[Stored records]
++++++

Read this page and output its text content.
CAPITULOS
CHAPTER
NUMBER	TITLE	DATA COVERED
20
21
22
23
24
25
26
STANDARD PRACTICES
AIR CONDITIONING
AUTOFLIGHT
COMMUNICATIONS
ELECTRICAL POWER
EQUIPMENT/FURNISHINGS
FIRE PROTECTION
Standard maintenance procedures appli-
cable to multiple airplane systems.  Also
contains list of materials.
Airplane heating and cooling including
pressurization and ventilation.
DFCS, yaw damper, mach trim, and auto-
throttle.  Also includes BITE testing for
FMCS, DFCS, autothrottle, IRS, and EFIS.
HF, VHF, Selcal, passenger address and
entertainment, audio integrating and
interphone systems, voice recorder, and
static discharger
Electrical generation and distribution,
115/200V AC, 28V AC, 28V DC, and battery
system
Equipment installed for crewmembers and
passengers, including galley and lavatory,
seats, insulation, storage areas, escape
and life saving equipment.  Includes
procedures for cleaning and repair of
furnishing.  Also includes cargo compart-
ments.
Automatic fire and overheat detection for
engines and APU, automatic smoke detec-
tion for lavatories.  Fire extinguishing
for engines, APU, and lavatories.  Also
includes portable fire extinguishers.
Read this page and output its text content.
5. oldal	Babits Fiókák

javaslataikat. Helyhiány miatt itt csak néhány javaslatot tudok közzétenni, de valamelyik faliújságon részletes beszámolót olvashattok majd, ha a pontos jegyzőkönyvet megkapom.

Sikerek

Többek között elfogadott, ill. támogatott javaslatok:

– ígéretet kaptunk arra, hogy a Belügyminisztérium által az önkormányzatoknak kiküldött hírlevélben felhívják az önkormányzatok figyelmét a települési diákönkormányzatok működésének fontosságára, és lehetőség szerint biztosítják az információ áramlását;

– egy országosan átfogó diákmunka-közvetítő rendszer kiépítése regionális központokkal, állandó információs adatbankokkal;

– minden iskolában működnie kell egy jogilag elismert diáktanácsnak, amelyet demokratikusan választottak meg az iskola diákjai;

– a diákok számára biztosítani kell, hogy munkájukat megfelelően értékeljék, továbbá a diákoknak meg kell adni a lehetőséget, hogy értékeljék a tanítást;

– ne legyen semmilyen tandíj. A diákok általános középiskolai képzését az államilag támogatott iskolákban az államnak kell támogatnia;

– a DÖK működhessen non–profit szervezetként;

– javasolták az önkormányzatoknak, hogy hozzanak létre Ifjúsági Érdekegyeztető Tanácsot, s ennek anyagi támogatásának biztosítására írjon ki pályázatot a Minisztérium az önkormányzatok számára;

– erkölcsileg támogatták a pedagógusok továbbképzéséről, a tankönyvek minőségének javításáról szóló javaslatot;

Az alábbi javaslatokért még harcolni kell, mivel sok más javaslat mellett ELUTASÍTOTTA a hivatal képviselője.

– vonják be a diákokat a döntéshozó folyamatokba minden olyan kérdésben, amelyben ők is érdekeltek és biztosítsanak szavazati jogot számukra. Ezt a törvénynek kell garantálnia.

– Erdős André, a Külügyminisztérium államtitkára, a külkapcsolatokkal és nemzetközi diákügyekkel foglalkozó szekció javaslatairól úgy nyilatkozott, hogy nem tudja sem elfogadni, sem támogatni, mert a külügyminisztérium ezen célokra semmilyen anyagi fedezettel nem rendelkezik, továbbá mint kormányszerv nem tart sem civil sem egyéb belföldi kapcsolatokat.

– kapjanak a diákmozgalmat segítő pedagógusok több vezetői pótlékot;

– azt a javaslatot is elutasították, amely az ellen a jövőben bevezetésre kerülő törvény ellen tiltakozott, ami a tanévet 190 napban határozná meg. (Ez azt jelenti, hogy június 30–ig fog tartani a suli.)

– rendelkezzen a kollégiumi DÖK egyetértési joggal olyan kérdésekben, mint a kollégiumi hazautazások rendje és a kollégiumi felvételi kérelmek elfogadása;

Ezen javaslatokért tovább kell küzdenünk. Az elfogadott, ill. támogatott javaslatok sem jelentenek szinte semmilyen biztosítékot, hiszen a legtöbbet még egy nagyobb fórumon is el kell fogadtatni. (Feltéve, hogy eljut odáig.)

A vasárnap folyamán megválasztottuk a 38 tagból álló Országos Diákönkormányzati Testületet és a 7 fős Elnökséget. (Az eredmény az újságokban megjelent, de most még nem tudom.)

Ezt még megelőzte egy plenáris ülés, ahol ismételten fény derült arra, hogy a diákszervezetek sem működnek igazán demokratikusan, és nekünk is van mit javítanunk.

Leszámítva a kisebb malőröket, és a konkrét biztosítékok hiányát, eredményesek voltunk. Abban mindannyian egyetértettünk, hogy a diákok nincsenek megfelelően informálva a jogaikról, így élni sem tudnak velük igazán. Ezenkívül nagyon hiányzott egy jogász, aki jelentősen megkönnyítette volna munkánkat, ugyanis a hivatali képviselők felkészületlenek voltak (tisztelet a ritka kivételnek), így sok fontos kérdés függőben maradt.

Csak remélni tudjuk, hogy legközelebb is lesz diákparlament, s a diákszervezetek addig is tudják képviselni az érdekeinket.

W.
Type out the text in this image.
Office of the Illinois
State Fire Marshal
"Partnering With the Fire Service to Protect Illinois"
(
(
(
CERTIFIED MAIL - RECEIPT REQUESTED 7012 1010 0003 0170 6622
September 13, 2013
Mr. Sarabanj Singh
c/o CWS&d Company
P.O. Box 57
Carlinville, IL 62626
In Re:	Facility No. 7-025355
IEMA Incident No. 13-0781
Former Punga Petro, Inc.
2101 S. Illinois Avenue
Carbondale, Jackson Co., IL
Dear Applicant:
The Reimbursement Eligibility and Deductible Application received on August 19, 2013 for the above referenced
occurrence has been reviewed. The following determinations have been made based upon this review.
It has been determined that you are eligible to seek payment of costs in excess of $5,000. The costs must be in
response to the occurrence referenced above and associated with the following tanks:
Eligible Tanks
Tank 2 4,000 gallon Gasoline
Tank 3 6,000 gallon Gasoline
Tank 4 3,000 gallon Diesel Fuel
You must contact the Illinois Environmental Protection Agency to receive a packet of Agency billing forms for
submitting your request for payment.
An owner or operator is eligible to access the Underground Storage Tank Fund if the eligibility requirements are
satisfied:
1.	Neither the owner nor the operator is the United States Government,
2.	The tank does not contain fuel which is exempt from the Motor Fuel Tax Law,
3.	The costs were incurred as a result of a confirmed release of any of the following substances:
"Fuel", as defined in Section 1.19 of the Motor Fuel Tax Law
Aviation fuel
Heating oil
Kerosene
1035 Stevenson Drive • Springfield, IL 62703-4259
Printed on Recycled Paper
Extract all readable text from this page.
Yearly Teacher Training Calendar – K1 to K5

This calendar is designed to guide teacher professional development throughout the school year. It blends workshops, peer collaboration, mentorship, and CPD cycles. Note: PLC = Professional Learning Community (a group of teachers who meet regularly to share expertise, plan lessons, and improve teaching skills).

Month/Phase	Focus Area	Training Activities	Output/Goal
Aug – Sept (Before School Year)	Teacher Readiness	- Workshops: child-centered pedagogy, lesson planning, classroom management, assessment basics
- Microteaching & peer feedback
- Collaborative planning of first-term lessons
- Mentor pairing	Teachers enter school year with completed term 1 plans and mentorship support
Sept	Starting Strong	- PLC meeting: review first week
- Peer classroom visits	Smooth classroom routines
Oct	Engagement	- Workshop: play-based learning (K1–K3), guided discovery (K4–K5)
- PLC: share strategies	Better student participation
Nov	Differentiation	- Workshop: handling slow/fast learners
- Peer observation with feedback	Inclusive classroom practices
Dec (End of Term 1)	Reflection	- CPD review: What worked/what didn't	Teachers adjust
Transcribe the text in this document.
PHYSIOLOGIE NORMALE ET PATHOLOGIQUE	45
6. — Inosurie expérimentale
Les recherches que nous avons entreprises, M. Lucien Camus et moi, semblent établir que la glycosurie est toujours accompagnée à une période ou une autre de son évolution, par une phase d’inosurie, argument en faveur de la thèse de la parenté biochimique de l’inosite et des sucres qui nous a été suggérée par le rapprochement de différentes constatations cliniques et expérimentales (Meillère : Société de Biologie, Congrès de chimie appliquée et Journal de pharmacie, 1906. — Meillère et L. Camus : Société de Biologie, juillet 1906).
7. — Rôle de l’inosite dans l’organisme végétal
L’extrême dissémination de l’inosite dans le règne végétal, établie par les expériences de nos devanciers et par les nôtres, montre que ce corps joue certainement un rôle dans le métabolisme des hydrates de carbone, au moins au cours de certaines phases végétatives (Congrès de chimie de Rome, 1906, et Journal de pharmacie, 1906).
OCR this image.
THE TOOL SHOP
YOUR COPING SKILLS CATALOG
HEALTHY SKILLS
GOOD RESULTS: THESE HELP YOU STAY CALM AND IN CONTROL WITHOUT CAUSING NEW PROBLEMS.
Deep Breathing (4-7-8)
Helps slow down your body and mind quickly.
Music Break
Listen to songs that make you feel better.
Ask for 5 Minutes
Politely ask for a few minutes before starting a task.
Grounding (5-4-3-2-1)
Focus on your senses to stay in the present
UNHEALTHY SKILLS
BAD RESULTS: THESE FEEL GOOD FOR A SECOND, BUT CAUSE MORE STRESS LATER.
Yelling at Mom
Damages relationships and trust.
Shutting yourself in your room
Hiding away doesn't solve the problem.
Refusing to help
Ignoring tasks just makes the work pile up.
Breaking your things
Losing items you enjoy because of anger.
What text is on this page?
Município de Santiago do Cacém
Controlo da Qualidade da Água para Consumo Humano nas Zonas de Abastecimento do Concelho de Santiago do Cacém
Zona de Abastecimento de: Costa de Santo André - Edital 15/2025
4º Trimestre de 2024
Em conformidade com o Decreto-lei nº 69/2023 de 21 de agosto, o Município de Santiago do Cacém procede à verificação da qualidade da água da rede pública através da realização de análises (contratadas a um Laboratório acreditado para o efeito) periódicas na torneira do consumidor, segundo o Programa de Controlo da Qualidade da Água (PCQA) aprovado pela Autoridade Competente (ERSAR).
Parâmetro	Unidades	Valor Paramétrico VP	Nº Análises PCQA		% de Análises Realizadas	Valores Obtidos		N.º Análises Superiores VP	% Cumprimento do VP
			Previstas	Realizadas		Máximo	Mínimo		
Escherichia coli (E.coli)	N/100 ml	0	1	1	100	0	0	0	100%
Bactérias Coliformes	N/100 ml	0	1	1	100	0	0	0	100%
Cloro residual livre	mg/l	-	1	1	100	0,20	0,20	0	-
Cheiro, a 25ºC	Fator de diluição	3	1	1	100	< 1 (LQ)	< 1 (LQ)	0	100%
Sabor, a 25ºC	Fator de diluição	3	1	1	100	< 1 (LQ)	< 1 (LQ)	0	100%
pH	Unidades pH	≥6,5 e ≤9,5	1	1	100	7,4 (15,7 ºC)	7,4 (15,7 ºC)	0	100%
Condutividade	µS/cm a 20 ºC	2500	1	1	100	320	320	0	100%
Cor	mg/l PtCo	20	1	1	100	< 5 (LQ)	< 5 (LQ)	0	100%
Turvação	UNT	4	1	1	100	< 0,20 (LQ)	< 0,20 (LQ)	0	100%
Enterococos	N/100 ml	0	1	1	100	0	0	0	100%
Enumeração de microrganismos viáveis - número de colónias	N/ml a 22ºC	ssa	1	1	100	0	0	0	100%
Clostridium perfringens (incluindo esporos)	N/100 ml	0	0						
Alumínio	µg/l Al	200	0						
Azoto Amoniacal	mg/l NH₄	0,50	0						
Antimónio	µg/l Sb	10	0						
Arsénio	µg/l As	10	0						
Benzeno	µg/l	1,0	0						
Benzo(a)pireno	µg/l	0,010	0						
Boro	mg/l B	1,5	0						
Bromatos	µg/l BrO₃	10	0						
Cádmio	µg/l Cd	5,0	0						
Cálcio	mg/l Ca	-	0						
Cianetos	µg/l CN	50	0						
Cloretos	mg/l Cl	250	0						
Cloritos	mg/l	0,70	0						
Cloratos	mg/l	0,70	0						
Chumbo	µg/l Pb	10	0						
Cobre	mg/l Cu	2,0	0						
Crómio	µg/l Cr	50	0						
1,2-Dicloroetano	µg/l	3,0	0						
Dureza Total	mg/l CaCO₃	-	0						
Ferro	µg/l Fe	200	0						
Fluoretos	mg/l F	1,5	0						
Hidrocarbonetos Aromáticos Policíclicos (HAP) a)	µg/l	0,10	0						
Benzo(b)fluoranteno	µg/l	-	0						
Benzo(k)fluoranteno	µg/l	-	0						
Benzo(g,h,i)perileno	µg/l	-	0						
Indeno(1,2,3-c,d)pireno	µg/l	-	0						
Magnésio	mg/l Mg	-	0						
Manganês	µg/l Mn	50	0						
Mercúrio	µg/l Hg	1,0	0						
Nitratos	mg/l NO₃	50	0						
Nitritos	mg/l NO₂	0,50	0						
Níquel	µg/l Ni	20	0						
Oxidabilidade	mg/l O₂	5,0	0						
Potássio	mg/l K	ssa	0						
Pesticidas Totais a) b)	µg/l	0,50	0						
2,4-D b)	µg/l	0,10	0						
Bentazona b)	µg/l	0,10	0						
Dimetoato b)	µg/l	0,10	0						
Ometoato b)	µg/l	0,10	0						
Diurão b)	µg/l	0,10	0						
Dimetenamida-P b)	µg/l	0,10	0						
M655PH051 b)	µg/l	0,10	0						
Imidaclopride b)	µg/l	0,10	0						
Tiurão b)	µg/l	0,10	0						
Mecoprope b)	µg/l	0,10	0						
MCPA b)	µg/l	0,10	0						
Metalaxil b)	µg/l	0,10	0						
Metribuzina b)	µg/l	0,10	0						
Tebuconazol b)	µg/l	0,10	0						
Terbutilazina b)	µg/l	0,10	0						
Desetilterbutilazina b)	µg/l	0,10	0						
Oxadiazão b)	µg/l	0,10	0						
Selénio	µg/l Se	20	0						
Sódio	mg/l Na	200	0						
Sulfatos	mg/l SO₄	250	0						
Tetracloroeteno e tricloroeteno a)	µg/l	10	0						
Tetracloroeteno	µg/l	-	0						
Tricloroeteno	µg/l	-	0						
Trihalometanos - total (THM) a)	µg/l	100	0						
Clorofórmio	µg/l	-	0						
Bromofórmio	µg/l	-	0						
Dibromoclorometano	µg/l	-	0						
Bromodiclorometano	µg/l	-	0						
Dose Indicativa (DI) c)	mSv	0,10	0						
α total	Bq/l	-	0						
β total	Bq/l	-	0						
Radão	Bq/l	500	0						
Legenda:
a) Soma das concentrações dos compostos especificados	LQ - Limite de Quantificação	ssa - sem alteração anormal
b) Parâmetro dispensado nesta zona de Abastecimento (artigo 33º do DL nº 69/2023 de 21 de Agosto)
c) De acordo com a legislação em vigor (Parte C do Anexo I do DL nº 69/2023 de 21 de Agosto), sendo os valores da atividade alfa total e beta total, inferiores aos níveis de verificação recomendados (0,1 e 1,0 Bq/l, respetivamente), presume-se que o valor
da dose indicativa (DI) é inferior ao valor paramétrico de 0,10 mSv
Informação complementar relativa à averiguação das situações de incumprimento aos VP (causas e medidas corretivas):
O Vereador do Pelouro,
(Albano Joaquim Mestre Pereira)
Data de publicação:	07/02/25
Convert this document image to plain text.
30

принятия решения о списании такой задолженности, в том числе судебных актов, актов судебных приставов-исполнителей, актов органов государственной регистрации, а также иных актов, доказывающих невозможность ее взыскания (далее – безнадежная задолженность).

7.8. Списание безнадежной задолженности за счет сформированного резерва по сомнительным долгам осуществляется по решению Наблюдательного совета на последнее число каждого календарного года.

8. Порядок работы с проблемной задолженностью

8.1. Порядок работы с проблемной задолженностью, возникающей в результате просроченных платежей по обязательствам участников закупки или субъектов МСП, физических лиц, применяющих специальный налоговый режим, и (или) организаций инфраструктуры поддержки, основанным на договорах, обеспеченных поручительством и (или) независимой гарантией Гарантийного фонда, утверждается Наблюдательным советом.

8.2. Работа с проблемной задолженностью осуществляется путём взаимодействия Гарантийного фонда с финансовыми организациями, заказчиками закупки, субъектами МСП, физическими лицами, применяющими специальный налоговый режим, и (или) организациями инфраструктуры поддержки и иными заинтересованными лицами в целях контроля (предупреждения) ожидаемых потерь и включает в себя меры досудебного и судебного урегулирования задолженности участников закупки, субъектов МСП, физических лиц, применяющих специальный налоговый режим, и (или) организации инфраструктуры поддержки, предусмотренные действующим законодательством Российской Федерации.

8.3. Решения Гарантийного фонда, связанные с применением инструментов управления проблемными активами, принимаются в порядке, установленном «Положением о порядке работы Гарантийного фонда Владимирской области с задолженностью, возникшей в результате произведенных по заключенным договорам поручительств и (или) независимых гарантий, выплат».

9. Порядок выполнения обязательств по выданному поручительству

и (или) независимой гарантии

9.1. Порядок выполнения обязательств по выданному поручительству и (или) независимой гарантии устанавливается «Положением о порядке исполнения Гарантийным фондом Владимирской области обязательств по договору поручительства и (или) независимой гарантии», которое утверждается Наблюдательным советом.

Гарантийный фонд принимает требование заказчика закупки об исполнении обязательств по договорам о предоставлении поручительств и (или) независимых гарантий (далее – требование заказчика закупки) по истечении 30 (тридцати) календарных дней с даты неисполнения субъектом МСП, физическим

++++++

Check all the records above and select each line where the string "порядке" is found.

8.3. Решения Гарантийного фонда, связанные с применением инструментов управления проблемными активами, принимаются в порядке, установленном «Положением о порядке работы Гарантийного фонда Владимирской области с задолженностью, возникшей в результате произведенных по заключенным договорам поручительств и (или) независимых гарантий, выплат».
9.1. Порядок выполнения обязательств по выданному поручительству и (или) независимой гарантии устанавливается «Положением о порядке исполнения Гарантийным фондом Владимирской области обязательств по договору поручительства и (или) независимой гарантии», которое утверждается Наблюдательным советом.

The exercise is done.